BEGIN Supplied information
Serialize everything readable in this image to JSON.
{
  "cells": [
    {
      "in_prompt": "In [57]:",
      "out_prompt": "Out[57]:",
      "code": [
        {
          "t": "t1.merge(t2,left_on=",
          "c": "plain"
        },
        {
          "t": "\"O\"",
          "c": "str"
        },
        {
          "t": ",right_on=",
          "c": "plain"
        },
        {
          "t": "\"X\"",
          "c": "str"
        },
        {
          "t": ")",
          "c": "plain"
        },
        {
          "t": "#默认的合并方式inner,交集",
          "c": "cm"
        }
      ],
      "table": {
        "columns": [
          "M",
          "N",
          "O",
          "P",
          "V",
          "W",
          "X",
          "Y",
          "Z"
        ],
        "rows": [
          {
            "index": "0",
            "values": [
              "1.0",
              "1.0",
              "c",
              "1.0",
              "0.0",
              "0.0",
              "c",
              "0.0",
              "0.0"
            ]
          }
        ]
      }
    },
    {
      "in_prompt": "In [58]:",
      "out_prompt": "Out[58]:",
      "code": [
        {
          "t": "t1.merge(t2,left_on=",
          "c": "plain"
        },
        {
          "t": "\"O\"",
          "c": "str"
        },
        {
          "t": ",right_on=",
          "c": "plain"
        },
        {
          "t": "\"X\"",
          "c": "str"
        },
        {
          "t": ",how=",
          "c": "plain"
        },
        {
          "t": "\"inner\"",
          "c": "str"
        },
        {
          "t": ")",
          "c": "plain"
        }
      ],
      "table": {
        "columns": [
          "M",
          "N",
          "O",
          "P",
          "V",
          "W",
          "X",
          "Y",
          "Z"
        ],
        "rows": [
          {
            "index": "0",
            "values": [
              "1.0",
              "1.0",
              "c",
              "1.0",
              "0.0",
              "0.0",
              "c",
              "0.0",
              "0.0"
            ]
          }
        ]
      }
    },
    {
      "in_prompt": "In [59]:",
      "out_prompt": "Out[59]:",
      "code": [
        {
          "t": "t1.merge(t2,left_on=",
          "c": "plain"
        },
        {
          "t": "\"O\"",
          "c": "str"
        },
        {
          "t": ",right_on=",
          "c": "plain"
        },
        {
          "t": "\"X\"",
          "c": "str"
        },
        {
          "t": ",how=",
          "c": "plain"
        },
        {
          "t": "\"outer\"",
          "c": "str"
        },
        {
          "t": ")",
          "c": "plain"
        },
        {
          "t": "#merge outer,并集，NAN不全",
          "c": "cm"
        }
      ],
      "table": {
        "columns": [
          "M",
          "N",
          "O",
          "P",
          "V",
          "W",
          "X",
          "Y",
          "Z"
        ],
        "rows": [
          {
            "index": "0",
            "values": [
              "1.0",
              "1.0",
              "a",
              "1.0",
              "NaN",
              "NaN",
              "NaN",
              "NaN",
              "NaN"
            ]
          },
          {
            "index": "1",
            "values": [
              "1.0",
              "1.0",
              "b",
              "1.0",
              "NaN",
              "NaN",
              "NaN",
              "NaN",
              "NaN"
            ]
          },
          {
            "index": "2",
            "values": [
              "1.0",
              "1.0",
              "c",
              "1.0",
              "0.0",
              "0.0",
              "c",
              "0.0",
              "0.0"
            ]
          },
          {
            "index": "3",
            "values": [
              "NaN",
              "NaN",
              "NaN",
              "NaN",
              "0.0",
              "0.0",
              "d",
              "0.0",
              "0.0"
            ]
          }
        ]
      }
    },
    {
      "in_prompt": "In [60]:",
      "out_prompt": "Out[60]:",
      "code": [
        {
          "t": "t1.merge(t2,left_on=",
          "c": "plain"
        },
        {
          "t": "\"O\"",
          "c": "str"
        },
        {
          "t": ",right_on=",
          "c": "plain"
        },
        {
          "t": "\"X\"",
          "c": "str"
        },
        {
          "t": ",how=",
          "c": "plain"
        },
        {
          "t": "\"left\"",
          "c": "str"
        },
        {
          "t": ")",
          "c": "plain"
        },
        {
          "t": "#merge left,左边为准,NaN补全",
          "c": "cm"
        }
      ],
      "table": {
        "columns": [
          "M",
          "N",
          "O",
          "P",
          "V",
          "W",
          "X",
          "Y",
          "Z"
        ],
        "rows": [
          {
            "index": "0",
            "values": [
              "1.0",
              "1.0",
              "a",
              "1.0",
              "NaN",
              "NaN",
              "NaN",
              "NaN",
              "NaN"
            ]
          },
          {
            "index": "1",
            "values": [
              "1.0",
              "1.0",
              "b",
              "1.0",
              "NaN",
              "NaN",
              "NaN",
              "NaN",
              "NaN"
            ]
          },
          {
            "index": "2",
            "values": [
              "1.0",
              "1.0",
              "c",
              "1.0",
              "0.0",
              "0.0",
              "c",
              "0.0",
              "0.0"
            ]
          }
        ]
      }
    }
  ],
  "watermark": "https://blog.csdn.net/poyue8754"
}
END Supplied information
» What is asked:
Print all the data exactly.

» Response:
Serialize everything readable in this image to JSON.
{
  "cells": [
    {
      "in_prompt": "In [57]:",
      "out_prompt": "Out[57]:",
      "code": [
        {
          "t": "t1.merge(t2,left_on=",
          "c": "plain"
        },
        {
          "t": "\"O\"",
          "c": "str"
        },
        {
          "t": ",right_on=",
          "c": "plain"
        },
        {
          "t": "\"X\"",
          "c": "str"
        },
        {
          "t": ")",
          "c": "plain"
        },
        {
          "t": "#默认的合并方式inner,交集",
          "c": "cm"
        }
      ],
      "table": {
        "columns": [
          "M",
          "N",
          "O",
          "P",
          "V",
          "W",
          "X",
          "Y",
          "Z"
        ],
        "rows": [
          {
            "index": "0",
            "values": [
              "1.0",
              "1.0",
              "c",
              "1.0",
              "0.0",
              "0.0",
              "c",
              "0.0",
              "0.0"
            ]
          }
        ]
      }
    },
    {
      "in_prompt": "In [58]:",
      "out_prompt": "Out[58]:",
      "code": [
        {
          "t": "t1.merge(t2,left_on=",
          "c": "plain"
        },
        {
          "t": "\"O\"",
          "c": "str"
        },
        {
          "t": ",right_on=",
          "c": "plain"
        },
        {
          "t": "\"X\"",
          "c": "str"
        },
        {
          "t": ",how=",
          "c": "plain"
        },
        {
          "t": "\"inner\"",
          "c": "str"
        },
        {
          "t": ")",
          "c": "plain"
        }
      ],
      "table": {
        "columns": [
          "M",
          "N",
          "O",
          "P",
          "V",
          "W",
          "X",
          "Y",
          "Z"
        ],
        "rows": [
          {
            "index": "0",
            "values": [
              "1.0",
              "1.0",
              "c",
              "1.0",
              "0.0",
              "0.0",
              "c",
              "0.0",
              "0.0"
            ]
          }
        ]
      }
    },
    {
      "in_prompt": "In [59]:",
      "out_prompt": "Out[59]:",
      "code": [
        {
          "t": "t1.merge(t2,left_on=",
          "c": "plain"
        },
        {
          "t": "\"O\"",
          "c": "str"
        },
        {
          "t": ",right_on=",
          "c": "plain"
        },
        {
          "t": "\"X\"",
          "c": "str"
        },
        {
          "t": ",how=",
          "c": "plain"
        },
        {
          "t": "\"outer\"",
          "c": "str"
        },
        {
          "t": ")",
          "c": "plain"
        },
        {
          "t": "#merge outer,并集，NAN不全",
          "c": "cm"
        }
      ],
      "table": {
        "columns": [
          "M",
          "N",
          "O",
          "P",
          "V",
          "W",
          "X",
          "Y",
          "Z"
        ],
        "rows": [
          {
            "index": "0",
            "values": [
              "1.0",
              "1.0",
              "a",
              "1.0",
              "NaN",
              "NaN",
              "NaN",
              "NaN",
              "NaN"
            ]
          },
          {
            "index": "1",
            "values": [
              "1.0",
              "1.0",
              "b",
              "1.0",
              "NaN",
              "NaN",
              "NaN",
              "NaN",
              "NaN"
            ]
          },
          {
            "index": "2",
            "values": [
              "1.0",
              "1.0",
              "c",
              "1.0",
              "0.0",
              "0.0",
              "c",
              "0.0",
              "0.0"
            ]
          },
          {
            "index": "3",
            "values": [
              "NaN",
              "NaN",
              "NaN",
              "NaN",
              "0.0",
              "0.0",
              "d",
              "0.0",
              "0.0"
            ]
          }
        ]
      }
    },
    {
      "in_prompt": "In [60]:",
      "out_prompt": "Out[60]:",
      "code": [
        {
          "t": "t1.merge(t2,left_on=",
          "c": "plain"
        },
        {
          "t": "\"O\"",
          "c": "str"
        },
        {
          "t": ",right_on=",
          "c": "plain"
        },
        {
          "t": "\"X\"",
          "c": "str"
        },
        {
          "t": ",how=",
          "c": "plain"
        },
        {
          "t": "\"left\"",
          "c": "str"
        },
        {
          "t": ")",
          "c": "plain"
        },
        {
          "t": "#merge left,左边为准,NaN补全",
          "c": "cm"
        }
      ],
      "table": {
        "columns": [
          "M",
          "N",
          "O",
          "P",
          "V",
          "W",
          "X",
          "Y",
          "Z"
        ],
        "rows": [
          {
            "index": "0",
            "values": [
              "1.0",
              "1.0",
              "a",
              "1.0",
              "NaN",
              "NaN",
              "NaN",
              "NaN",
              "NaN"
            ]
          },
          {
            "index": "1",
            "values": [
              "1.0",
              "1.0",
              "b",
              "1.0",
              "NaN",
              "NaN",
              "NaN",
              "NaN",
              "NaN"
            ]
          },
          {
            "index": "2",
            "values": [
              "1.0",
              "1.0",
              "c",
              "1.0",
              "0.0",
              "0.0",
              "c",
              "0.0",
              "0.0"
            ]
          }
        ]
      }
    }
  ],
  "watermark": "https://blog.csdn.net/poyue8754"
}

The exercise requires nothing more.